Entries
* START *
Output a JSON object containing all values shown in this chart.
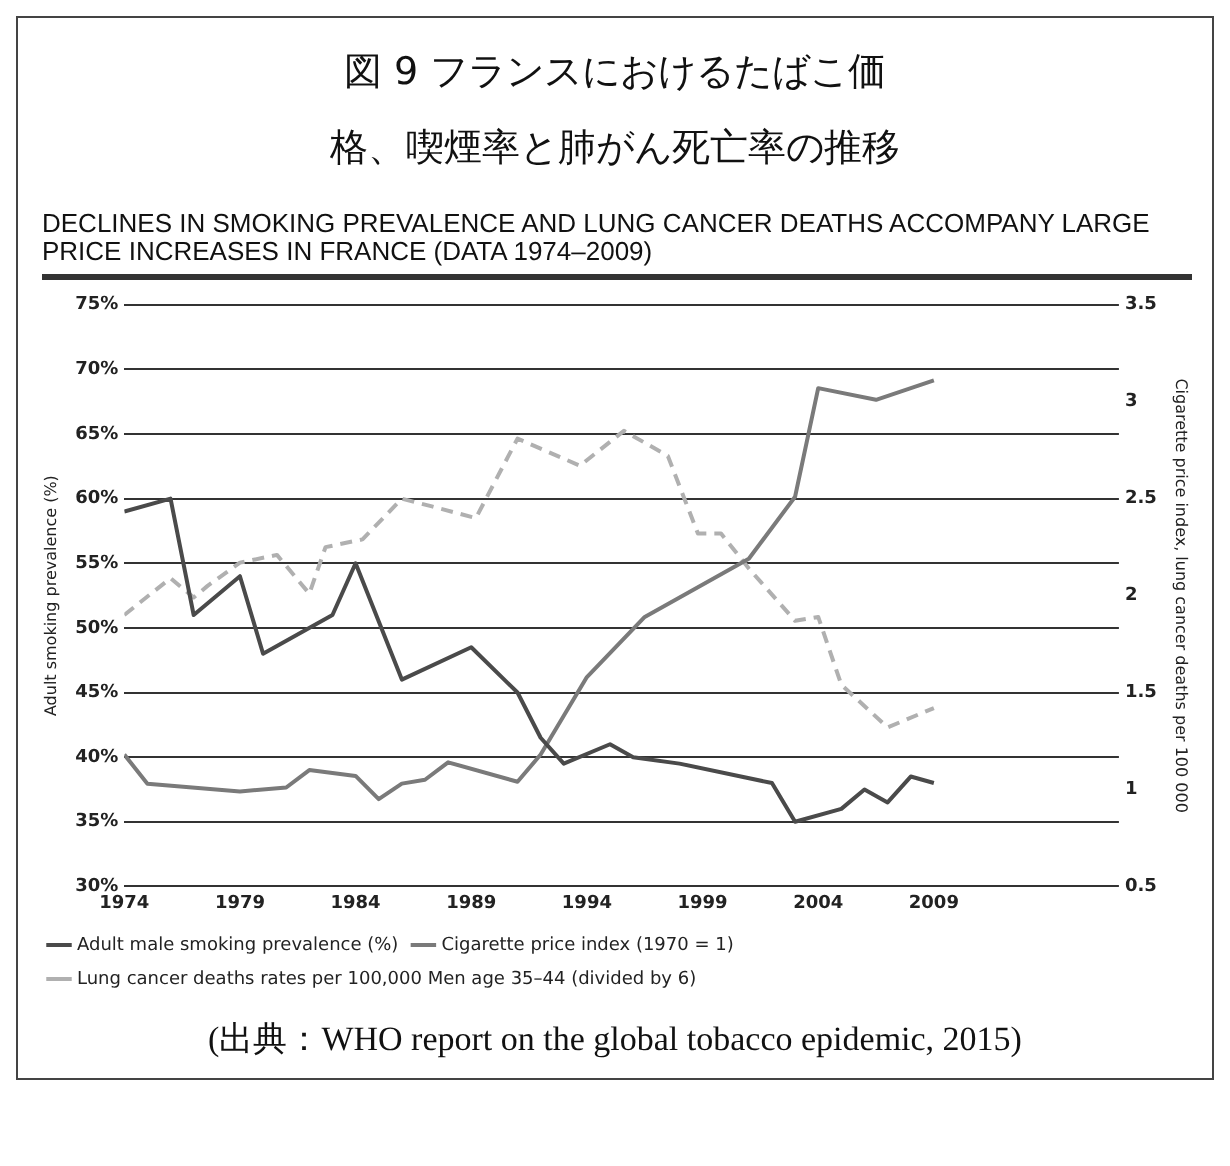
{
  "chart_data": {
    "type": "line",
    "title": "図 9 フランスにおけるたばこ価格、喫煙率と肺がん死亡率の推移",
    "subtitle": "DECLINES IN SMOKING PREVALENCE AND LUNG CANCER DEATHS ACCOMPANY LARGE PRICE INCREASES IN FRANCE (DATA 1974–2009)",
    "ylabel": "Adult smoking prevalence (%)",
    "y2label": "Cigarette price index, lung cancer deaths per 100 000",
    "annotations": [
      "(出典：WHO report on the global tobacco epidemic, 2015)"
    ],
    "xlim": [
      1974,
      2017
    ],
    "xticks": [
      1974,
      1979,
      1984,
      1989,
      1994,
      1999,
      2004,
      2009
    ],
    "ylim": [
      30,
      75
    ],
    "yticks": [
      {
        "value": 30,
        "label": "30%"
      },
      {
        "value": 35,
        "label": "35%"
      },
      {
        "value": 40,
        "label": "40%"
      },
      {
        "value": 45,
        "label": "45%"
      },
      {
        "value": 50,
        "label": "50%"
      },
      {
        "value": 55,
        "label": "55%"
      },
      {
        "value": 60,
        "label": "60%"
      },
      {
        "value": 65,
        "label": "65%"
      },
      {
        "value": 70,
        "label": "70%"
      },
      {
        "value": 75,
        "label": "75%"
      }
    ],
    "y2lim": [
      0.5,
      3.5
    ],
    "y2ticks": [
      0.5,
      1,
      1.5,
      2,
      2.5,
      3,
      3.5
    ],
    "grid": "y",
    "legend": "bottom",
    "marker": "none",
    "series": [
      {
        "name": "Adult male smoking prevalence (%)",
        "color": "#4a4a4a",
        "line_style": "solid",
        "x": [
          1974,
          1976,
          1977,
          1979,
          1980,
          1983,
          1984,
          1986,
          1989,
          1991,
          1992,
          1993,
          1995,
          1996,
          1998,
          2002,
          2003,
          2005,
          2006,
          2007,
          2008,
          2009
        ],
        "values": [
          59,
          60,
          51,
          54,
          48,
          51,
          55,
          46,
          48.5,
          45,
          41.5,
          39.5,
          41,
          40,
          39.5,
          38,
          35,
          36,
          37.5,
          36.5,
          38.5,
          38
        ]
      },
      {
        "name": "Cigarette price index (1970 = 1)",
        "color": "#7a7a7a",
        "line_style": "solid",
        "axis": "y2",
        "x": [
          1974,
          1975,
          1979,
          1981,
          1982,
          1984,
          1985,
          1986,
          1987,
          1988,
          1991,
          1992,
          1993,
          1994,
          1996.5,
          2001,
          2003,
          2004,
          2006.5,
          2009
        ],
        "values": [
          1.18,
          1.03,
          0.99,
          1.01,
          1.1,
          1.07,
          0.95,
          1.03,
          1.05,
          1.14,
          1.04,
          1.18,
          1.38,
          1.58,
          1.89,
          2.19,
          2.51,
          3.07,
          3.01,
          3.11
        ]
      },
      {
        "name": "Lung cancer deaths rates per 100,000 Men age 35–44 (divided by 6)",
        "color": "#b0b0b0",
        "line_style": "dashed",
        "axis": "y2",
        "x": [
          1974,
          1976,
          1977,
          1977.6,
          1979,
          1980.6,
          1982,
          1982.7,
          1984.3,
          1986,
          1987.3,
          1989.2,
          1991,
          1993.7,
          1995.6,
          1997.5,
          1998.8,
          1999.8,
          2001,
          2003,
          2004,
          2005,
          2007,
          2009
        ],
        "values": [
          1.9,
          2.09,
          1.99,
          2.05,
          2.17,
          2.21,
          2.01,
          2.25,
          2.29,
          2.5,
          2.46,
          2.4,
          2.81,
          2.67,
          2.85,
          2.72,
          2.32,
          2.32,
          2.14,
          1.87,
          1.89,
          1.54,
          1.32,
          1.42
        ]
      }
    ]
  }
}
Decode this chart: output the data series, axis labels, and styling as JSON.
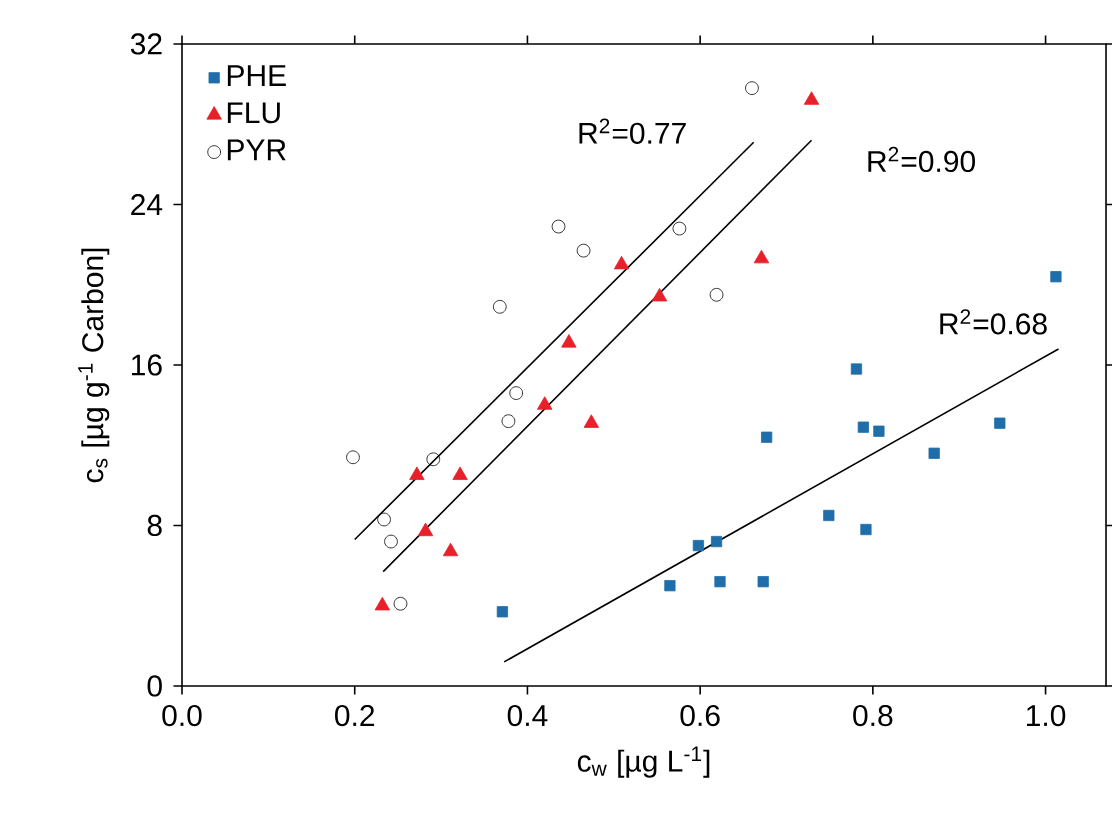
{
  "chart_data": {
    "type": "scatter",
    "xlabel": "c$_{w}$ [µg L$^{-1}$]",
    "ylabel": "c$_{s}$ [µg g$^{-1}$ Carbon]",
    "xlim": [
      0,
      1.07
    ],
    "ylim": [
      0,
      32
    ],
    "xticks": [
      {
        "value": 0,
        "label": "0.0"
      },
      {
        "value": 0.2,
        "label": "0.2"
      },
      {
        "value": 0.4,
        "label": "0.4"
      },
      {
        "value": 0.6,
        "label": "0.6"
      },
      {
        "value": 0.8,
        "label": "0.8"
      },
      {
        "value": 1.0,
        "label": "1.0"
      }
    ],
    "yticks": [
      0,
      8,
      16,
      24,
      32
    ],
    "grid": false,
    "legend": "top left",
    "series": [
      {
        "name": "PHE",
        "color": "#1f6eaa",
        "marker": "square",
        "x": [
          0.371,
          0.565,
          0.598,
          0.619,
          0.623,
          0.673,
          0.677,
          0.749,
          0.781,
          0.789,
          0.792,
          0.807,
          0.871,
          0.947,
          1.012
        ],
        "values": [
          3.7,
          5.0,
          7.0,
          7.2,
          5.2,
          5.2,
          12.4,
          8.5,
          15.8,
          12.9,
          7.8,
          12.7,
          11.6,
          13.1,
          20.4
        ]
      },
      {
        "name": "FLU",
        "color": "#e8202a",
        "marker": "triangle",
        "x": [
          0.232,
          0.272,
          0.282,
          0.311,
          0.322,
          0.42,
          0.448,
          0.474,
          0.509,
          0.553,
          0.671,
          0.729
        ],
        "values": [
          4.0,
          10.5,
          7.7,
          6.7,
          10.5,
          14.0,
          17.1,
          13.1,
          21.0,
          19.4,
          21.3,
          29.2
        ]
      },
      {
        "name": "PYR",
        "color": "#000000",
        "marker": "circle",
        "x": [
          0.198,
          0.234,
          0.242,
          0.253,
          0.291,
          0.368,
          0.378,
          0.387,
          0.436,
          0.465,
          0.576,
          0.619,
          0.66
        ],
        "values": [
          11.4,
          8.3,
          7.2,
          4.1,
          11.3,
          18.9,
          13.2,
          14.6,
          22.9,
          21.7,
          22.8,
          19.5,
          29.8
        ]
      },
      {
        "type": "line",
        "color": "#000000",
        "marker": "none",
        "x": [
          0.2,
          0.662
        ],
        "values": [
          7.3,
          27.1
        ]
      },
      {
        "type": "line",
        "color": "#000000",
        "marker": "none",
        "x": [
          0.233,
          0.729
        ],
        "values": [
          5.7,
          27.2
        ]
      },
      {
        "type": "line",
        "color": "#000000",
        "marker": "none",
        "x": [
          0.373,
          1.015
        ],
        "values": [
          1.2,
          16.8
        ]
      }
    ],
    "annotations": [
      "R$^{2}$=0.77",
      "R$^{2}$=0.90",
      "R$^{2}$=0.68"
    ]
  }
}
* END *
Problem to work on
Look through the entries above and list every line containing "Adult".

Exercise response
    "ylabel": "Adult smoking prevalence (%)",
        "name": "Adult male smoking prevalence (%)",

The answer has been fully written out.